*** Entries provided ***

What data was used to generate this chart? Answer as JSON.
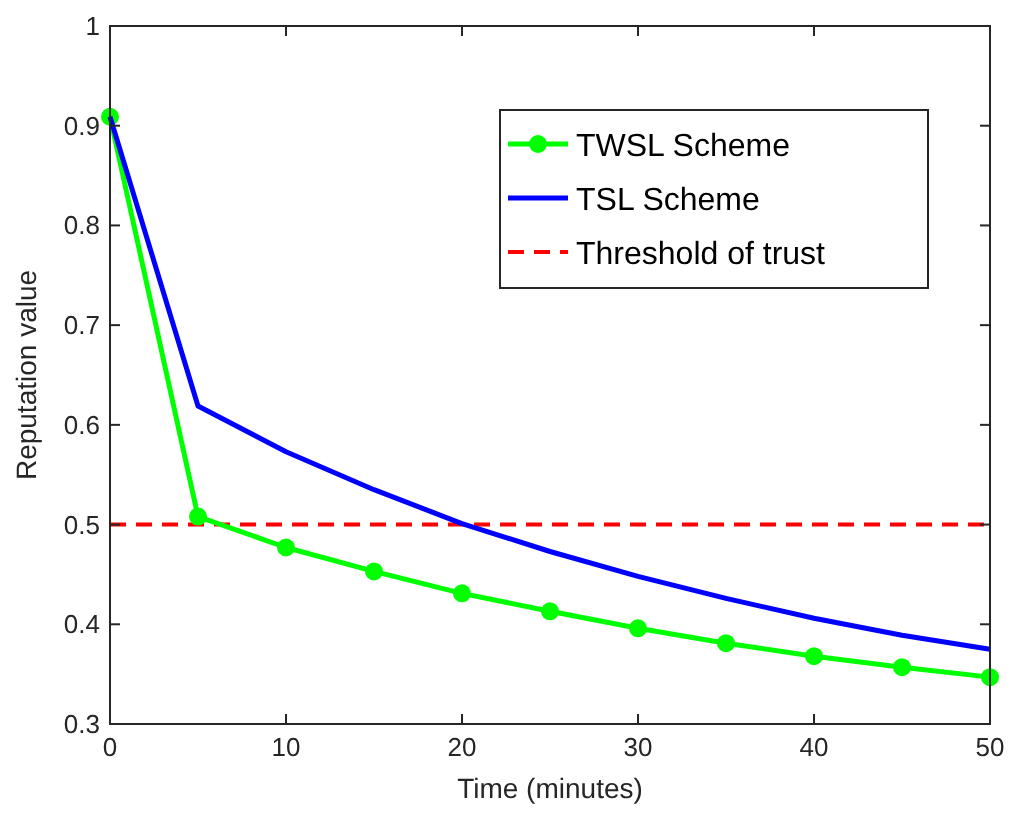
{
  "chart_data": {
    "type": "line",
    "xlabel": "Time (minutes)",
    "ylabel": "Reputation value",
    "x": [
      0,
      5,
      10,
      15,
      20,
      25,
      30,
      35,
      40,
      45,
      50
    ],
    "series": [
      {
        "name": "TWSL Scheme",
        "color": "#00ff00",
        "marker": "circle",
        "values": [
          0.909,
          0.508,
          0.477,
          0.453,
          0.431,
          0.413,
          0.396,
          0.381,
          0.368,
          0.357,
          0.347
        ]
      },
      {
        "name": "TSL Scheme",
        "color": "#0000ff",
        "marker": "none",
        "values": [
          0.909,
          0.619,
          0.573,
          0.535,
          0.501,
          0.473,
          0.448,
          0.426,
          0.406,
          0.389,
          0.375
        ]
      }
    ],
    "ref_lines": [
      {
        "axis": "y",
        "value": 0.5,
        "label": "Threshold of trust",
        "color": "#ff0000",
        "line_style": "dashed"
      }
    ],
    "xlim": [
      0,
      50
    ],
    "xticks": [
      0,
      10,
      20,
      30,
      40,
      50
    ],
    "ylim": [
      0.3,
      1
    ],
    "yticks": [
      0.3,
      0.4,
      0.5,
      0.6,
      0.7,
      0.8,
      0.9,
      1
    ],
    "grid": false,
    "legend": "top right"
  }
}
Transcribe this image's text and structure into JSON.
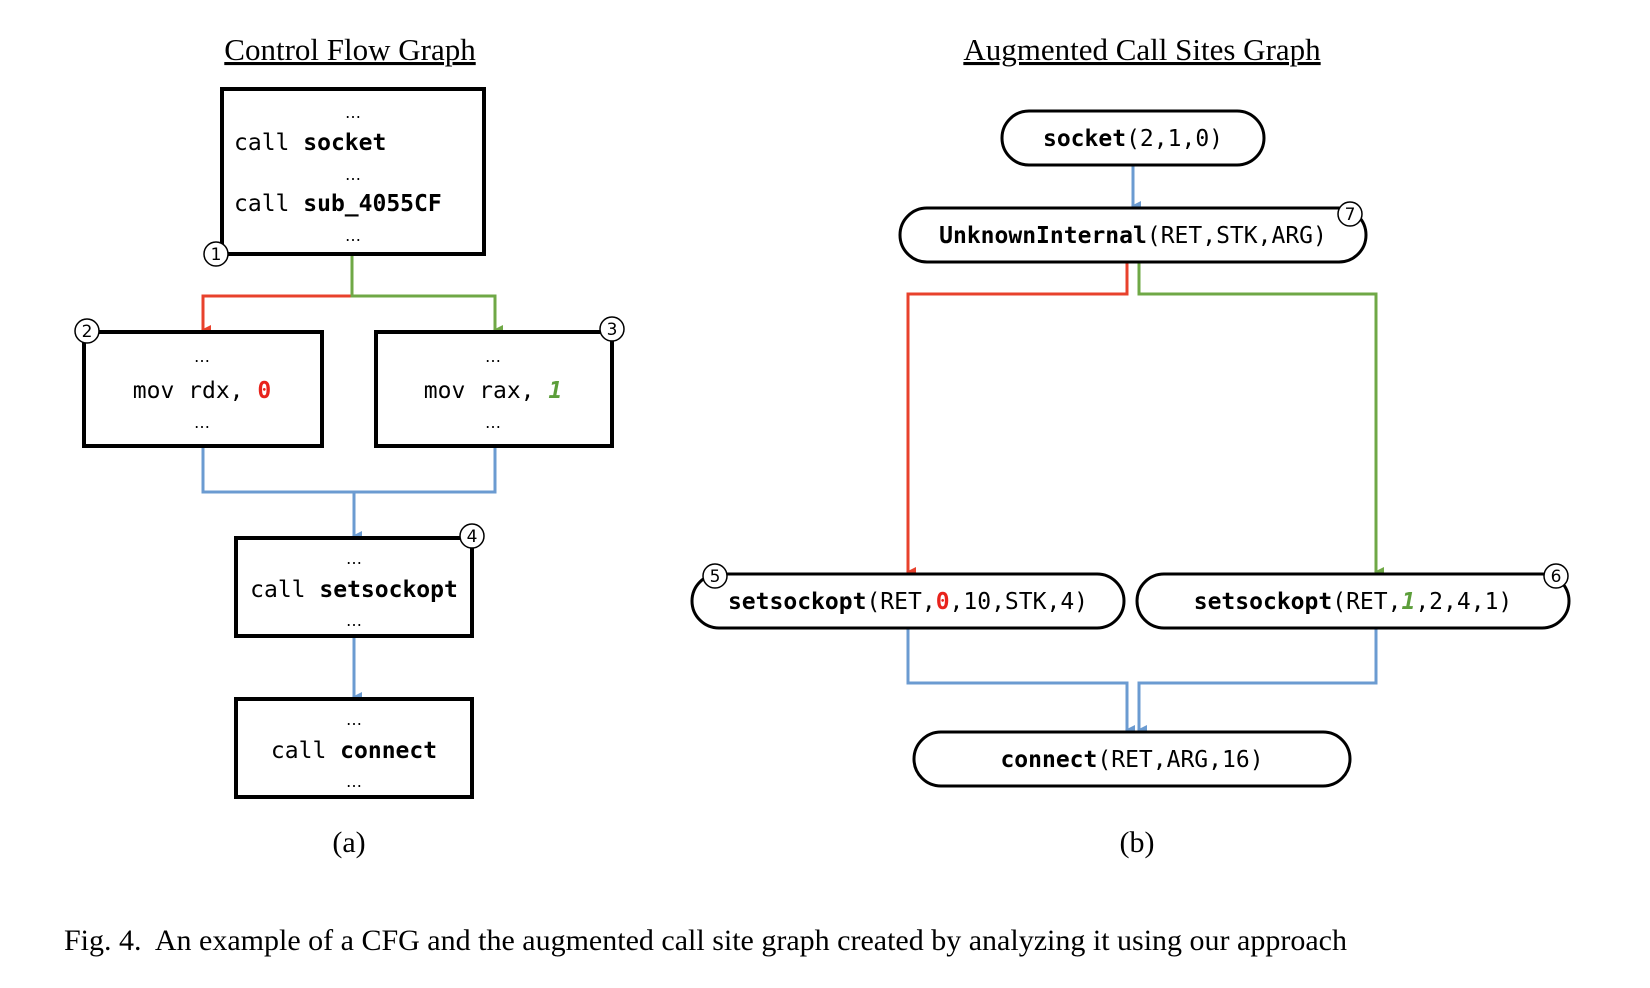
{
  "cfg": {
    "title": "Control Flow Graph",
    "sublabel": "(a)",
    "ellipsis": "…",
    "block1": {
      "badge": "1",
      "line1_kw": "call ",
      "line1_fn": "socket",
      "line2_kw": "call ",
      "line2_fn": "sub_4055CF"
    },
    "block2": {
      "badge": "2",
      "text": "mov rdx, ",
      "value": "0"
    },
    "block3": {
      "badge": "3",
      "text": "mov rax, ",
      "value": "1"
    },
    "block4": {
      "badge": "4",
      "kw": "call ",
      "fn": "setsockopt"
    },
    "block5": {
      "kw": "call ",
      "fn": "connect"
    }
  },
  "acsg": {
    "title": "Augmented Call Sites Graph",
    "sublabel": "(b)",
    "socket": {
      "fn": "socket",
      "args": "(2,1,0)"
    },
    "unknown": {
      "badge": "7",
      "fn": "UnknownInternal",
      "args": "(RET,STK,ARG)"
    },
    "setsockopt_left": {
      "badge": "5",
      "fn": "setsockopt",
      "args_pre": "(RET,",
      "value": "0",
      "args_post": ",10,STK,4)"
    },
    "setsockopt_right": {
      "badge": "6",
      "fn": "setsockopt",
      "args_pre": "(RET,",
      "value": "1",
      "args_post": ",2,4,1)"
    },
    "connect": {
      "fn": "connect",
      "args": "(RET,ARG,16)"
    }
  },
  "caption": "Fig. 4.  An example of a CFG and the augmented call site graph created by analyzing it using our approach",
  "colors": {
    "red_path": "#e8412c",
    "green_path": "#6fa846",
    "blue_path": "#6b9bd1",
    "red_value": "#e8231c",
    "green_value": "#5c9e3a"
  }
}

***

Return each line of the data that contains the string "badge".

Reply to the exercise:
      "badge": "1",
      "badge": "2",
      "badge": "3",
      "badge": "4",
      "badge": "7",
      "badge": "5",
      "badge": "6",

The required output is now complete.